> **TASK GOAL**
Scan the lines below for the string "θinc" and copy every one that has it.

• • •

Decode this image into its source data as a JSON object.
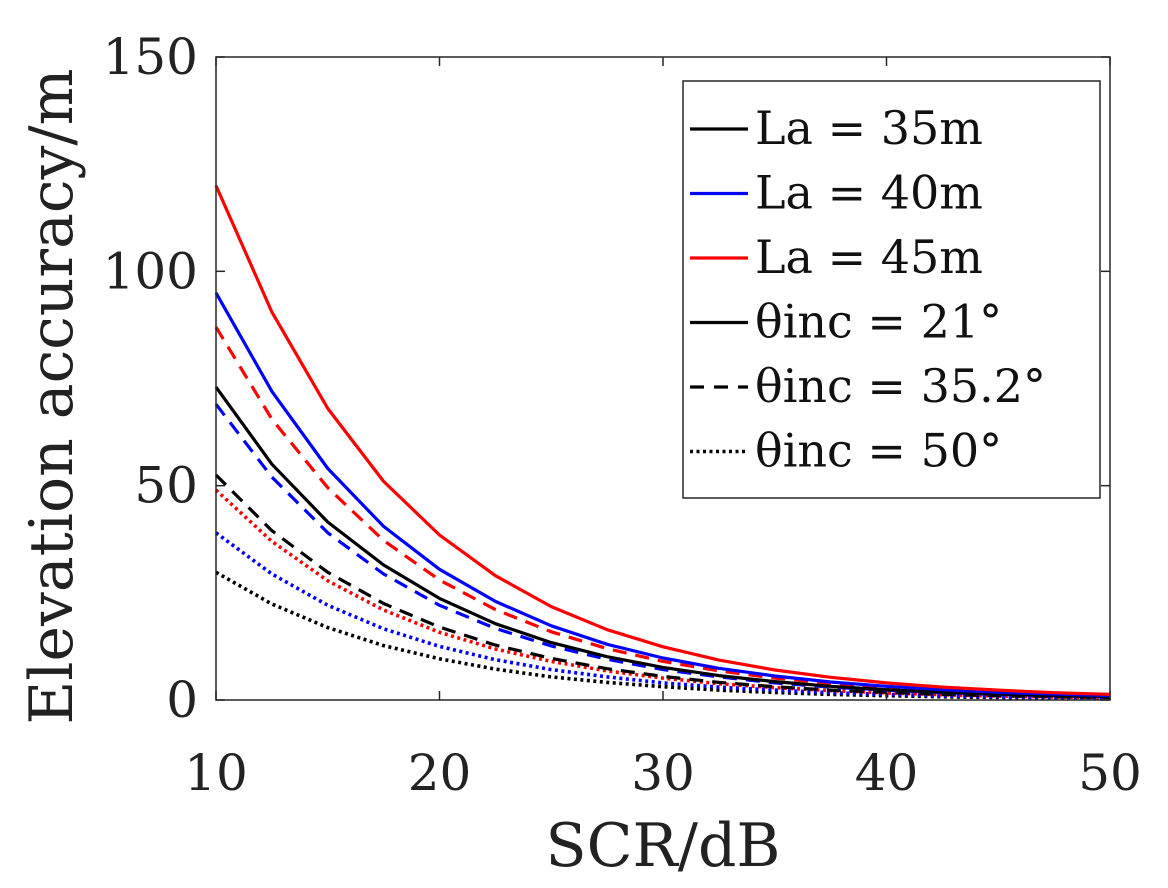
{
  "chart_data": {
    "type": "line",
    "title": "",
    "xlabel": "SCR/dB",
    "ylabel": "Elevation accuracy/m",
    "xlim": [
      10,
      50
    ],
    "ylim": [
      0,
      150
    ],
    "xticks": [
      10,
      20,
      30,
      40,
      50
    ],
    "yticks": [
      0,
      50,
      100,
      150
    ],
    "grid": false,
    "legend_position": "top-right",
    "x": [
      10,
      12.5,
      15,
      17.5,
      20,
      22.5,
      25,
      27.5,
      30,
      32.5,
      35,
      37.5,
      40,
      42.5,
      45,
      47.5,
      50
    ],
    "series": [
      {
        "name": "La = 35m, θinc = 21°",
        "color": "#000000",
        "style": "solid",
        "values": [
          73,
          55,
          41.5,
          31.5,
          23.7,
          17.8,
          13.4,
          10.1,
          7.6,
          5.7,
          4.3,
          3.2,
          2.4,
          1.8,
          1.4,
          1.0,
          0.8
        ]
      },
      {
        "name": "La = 40m, θinc = 21°",
        "color": "#0000ff",
        "style": "solid",
        "values": [
          95,
          72,
          54,
          40.5,
          30.5,
          23,
          17.3,
          13,
          9.8,
          7.4,
          5.6,
          4.2,
          3.2,
          2.4,
          1.8,
          1.4,
          1.0
        ]
      },
      {
        "name": "La = 45m, θinc = 21°",
        "color": "#ff0000",
        "style": "solid",
        "values": [
          120,
          90.5,
          68,
          51,
          38.5,
          29,
          21.8,
          16.4,
          12.4,
          9.3,
          7.0,
          5.3,
          4.0,
          3.0,
          2.3,
          1.7,
          1.3
        ]
      },
      {
        "name": "La = 35m, θinc = 35.2°",
        "color": "#000000",
        "style": "dashed",
        "values": [
          52.5,
          39.5,
          29.8,
          22.5,
          17,
          12.8,
          9.7,
          7.3,
          5.5,
          4.1,
          3.1,
          2.3,
          1.8,
          1.3,
          1.0,
          0.8,
          0.6
        ]
      },
      {
        "name": "La = 40m, θinc = 35.2°",
        "color": "#0000ff",
        "style": "dashed",
        "values": [
          69,
          52,
          39,
          29.4,
          22.1,
          16.7,
          12.6,
          9.5,
          7.1,
          5.4,
          4.0,
          3.0,
          2.3,
          1.7,
          1.3,
          1.0,
          0.75
        ]
      },
      {
        "name": "La = 45m, θinc = 35.2°",
        "color": "#ff0000",
        "style": "dashed",
        "values": [
          87,
          65.5,
          49.5,
          37.2,
          28,
          21.1,
          15.9,
          12,
          9.0,
          6.8,
          5.1,
          3.9,
          2.9,
          2.2,
          1.7,
          1.25,
          0.95
        ]
      },
      {
        "name": "La = 35m, θinc = 50°",
        "color": "#000000",
        "style": "dotted",
        "values": [
          29.8,
          22.4,
          16.9,
          12.7,
          9.6,
          7.2,
          5.4,
          4.1,
          3.1,
          2.3,
          1.75,
          1.3,
          1.0,
          0.75,
          0.56,
          0.42,
          0.32
        ]
      },
      {
        "name": "La = 40m, θinc = 50°",
        "color": "#0000ff",
        "style": "dotted",
        "values": [
          39,
          29.4,
          22.1,
          16.6,
          12.5,
          9.4,
          7.1,
          5.4,
          4.0,
          3.0,
          2.3,
          1.7,
          1.3,
          1.0,
          0.74,
          0.56,
          0.42
        ]
      },
      {
        "name": "La = 45m, θinc = 50°",
        "color": "#ff0000",
        "style": "dotted",
        "values": [
          49,
          37,
          27.8,
          21,
          15.8,
          11.9,
          9.0,
          6.8,
          5.1,
          3.8,
          2.9,
          2.2,
          1.65,
          1.24,
          0.93,
          0.7,
          0.53
        ]
      }
    ],
    "legend": [
      {
        "label": "La = 35m",
        "color": "#000000",
        "style": "solid"
      },
      {
        "label": "La = 40m",
        "color": "#0000ff",
        "style": "solid"
      },
      {
        "label": "La = 45m",
        "color": "#ff0000",
        "style": "solid"
      },
      {
        "label": "θinc = 21°",
        "color": "#000000",
        "style": "solid"
      },
      {
        "label": "θinc = 35.2°",
        "color": "#000000",
        "style": "dashed"
      },
      {
        "label": "θinc = 50°",
        "color": "#000000",
        "style": "dotted"
      }
    ]
  }
}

• • •

> **SOLUTION TO THIS PROBLEM**
        "name": "La = 35m, θinc = 21°",
        "name": "La = 40m, θinc = 21°",
        "name": "La = 45m, θinc = 21°",
        "name": "La = 35m, θinc = 35.2°",
        "name": "La = 40m, θinc = 35.2°",
        "name": "La = 45m, θinc = 35.2°",
        "name": "La = 35m, θinc = 50°",
        "name": "La = 40m, θinc = 50°",
        "name": "La = 45m, θinc = 50°",
        "label": "θinc = 21°",
        "label": "θinc = 35.2°",
        "label": "θinc = 50°",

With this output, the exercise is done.